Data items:
-- start --
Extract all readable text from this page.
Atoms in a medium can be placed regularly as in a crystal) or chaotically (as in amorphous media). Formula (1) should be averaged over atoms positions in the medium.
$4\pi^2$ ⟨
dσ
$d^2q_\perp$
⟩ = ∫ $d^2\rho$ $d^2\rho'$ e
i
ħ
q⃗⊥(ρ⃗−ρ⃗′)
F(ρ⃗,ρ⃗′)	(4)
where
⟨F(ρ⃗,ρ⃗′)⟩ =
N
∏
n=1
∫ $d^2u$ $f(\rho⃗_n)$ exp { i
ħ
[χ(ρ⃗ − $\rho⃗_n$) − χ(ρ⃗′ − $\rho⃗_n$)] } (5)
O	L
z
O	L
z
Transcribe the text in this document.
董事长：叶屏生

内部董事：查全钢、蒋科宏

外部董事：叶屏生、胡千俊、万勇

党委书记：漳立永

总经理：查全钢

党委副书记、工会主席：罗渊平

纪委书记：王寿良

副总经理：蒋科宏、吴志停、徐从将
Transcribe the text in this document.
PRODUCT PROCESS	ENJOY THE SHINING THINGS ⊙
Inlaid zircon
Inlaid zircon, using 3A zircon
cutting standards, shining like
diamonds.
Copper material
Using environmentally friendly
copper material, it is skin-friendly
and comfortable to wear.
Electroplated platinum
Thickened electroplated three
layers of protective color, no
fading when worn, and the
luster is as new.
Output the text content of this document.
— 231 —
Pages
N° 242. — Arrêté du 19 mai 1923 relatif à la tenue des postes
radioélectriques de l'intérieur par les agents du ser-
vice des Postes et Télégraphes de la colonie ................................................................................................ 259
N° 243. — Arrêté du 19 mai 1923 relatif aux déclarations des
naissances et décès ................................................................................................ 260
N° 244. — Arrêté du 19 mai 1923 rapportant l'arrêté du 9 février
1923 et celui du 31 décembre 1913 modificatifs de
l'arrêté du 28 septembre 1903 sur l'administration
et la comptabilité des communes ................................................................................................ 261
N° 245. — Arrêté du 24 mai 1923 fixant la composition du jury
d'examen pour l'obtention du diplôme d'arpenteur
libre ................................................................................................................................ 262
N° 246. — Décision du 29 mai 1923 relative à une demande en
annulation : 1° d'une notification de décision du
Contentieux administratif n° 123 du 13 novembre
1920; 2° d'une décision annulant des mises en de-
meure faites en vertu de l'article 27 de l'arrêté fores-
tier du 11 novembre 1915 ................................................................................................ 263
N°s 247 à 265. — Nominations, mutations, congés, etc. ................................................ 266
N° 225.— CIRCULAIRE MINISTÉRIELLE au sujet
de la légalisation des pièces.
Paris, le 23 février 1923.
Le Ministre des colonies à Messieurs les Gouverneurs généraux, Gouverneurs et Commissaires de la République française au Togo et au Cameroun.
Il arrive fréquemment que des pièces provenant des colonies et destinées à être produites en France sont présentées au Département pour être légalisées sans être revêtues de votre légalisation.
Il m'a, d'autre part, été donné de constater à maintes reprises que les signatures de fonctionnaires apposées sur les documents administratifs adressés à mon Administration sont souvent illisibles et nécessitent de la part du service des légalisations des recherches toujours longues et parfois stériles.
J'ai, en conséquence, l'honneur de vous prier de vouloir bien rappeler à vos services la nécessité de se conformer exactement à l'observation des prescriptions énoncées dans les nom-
-- end --
• What is needed
Extract all lines that hold the word "Inlaid".

• Solution
Inlaid zircon
Inlaid zircon, using 3A zircon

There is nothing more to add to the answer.